REQUIREMENTS:
Locate every line below that contains the word "Industrial" and copy it.

━━━━━ TASK MATERIAL ━━━━━

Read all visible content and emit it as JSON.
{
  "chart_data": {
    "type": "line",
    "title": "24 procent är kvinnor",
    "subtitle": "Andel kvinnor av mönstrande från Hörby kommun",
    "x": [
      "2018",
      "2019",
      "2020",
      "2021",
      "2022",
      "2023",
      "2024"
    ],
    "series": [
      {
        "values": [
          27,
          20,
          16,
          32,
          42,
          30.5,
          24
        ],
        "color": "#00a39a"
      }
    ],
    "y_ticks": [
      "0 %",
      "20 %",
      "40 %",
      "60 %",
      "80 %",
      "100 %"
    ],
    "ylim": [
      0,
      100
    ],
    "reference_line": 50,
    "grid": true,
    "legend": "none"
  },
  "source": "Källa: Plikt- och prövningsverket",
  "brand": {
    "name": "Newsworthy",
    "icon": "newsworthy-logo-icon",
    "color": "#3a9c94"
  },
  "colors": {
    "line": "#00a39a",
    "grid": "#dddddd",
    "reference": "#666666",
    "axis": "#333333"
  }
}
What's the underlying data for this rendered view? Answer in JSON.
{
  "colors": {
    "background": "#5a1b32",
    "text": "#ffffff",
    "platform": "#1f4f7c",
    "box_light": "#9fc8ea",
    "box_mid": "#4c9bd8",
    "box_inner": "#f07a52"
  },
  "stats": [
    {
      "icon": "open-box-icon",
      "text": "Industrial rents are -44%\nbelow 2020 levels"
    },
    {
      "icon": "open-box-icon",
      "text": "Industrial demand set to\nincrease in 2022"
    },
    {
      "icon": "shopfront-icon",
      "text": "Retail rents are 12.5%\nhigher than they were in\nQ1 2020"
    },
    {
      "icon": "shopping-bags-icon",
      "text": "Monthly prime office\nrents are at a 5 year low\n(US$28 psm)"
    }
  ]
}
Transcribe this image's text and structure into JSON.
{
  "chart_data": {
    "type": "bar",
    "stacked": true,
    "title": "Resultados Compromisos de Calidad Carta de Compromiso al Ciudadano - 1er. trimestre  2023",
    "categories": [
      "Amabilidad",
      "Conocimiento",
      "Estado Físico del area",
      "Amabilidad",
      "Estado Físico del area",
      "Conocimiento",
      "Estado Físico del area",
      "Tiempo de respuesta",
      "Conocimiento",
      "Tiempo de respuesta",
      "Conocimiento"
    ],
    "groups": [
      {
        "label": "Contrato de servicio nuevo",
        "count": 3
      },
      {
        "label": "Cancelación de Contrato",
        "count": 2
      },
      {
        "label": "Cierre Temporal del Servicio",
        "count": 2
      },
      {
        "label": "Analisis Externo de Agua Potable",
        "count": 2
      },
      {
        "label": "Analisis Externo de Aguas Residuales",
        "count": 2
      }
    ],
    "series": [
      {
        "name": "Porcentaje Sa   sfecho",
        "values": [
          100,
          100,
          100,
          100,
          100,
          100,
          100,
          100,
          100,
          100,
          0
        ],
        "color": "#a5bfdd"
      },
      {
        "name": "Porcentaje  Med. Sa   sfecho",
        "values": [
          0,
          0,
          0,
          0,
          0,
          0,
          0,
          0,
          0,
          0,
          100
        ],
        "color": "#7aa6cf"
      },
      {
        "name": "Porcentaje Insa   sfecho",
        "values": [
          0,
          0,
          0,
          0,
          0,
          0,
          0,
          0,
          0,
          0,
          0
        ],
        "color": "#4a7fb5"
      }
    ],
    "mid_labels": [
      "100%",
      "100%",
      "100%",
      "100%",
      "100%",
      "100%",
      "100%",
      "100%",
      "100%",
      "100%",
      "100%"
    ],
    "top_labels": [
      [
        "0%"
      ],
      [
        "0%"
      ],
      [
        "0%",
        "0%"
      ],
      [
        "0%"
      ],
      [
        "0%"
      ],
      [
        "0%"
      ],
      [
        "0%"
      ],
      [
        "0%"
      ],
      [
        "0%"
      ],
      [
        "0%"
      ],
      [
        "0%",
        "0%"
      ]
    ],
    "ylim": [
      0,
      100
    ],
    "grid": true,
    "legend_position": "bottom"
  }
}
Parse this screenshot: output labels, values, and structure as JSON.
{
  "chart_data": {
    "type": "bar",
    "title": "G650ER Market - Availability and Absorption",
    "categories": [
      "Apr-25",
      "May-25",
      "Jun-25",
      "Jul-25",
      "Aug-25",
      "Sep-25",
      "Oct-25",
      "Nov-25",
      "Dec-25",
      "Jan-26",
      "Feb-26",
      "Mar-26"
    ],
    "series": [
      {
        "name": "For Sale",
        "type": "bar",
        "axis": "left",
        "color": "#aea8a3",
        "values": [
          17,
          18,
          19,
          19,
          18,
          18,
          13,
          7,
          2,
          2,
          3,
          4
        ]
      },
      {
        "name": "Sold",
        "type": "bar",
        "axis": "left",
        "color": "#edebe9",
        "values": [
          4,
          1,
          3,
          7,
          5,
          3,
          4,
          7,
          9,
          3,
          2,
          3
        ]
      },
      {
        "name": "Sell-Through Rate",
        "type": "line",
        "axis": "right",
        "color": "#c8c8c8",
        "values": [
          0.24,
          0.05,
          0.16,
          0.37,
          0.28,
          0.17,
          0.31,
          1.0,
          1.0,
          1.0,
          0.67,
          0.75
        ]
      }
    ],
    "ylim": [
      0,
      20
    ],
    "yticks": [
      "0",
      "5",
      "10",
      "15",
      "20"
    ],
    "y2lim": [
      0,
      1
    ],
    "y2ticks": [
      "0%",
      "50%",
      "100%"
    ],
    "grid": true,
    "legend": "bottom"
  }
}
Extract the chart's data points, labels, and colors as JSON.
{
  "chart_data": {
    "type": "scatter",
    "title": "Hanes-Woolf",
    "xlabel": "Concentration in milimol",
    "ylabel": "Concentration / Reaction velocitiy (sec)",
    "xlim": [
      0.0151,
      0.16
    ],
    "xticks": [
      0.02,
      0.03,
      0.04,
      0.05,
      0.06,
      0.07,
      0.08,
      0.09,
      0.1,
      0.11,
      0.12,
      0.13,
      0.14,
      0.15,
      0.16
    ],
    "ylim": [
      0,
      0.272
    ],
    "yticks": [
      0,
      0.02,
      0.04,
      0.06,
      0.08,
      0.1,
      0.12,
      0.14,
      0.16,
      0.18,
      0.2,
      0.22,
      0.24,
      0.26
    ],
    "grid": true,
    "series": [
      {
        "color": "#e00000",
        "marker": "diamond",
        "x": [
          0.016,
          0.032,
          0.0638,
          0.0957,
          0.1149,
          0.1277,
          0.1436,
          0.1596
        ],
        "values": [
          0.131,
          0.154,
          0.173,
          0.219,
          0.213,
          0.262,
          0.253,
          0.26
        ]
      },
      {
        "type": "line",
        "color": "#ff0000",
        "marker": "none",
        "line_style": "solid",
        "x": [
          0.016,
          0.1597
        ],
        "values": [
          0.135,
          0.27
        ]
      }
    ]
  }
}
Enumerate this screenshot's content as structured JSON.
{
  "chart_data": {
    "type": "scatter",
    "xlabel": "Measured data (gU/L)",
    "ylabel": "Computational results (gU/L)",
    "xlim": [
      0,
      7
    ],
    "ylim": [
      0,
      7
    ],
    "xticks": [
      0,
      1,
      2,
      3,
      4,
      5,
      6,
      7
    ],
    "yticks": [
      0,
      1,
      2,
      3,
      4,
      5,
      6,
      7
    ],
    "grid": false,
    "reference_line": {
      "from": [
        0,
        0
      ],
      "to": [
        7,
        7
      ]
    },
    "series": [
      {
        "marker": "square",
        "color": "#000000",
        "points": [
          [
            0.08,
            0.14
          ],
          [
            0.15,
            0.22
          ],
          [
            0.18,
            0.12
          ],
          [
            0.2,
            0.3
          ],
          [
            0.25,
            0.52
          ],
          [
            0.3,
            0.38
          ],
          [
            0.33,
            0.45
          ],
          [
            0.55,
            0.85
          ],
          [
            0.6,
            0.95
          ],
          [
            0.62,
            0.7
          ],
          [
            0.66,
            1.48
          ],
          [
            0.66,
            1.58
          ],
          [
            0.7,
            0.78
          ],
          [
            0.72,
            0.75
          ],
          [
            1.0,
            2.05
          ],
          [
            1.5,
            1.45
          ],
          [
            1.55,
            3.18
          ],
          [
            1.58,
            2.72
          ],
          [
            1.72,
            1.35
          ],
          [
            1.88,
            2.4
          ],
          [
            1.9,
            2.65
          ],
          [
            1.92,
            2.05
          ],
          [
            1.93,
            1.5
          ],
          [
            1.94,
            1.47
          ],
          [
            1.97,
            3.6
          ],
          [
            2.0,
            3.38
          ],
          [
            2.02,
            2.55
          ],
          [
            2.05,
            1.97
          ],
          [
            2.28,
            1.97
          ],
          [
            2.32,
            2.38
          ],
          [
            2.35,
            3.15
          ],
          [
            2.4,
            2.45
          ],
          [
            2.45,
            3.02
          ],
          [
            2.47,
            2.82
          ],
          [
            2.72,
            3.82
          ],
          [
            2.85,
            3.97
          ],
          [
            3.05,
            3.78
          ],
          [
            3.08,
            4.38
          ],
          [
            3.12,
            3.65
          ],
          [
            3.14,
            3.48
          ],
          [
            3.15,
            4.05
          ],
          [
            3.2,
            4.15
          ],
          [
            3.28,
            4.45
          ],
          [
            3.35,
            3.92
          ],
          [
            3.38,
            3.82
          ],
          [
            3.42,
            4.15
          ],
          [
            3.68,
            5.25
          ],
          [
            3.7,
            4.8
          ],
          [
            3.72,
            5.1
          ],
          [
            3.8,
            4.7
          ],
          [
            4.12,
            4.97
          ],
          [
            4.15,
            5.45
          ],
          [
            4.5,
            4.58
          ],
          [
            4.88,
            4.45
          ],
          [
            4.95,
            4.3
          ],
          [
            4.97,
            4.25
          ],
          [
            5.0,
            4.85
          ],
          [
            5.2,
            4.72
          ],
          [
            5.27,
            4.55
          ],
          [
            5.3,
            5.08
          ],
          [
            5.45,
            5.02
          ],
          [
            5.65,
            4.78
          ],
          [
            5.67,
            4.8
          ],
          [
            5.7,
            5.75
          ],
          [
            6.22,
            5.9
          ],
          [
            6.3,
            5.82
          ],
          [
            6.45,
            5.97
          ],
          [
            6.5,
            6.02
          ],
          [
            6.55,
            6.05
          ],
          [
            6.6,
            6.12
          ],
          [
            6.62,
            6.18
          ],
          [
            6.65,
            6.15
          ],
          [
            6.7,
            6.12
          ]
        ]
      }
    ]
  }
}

━━━━━

REPLY TO THE TASK:
      "text": "Industrial rents are -44%\nbelow 2020 levels"
      "text": "Industrial demand set to\nincrease in 2022"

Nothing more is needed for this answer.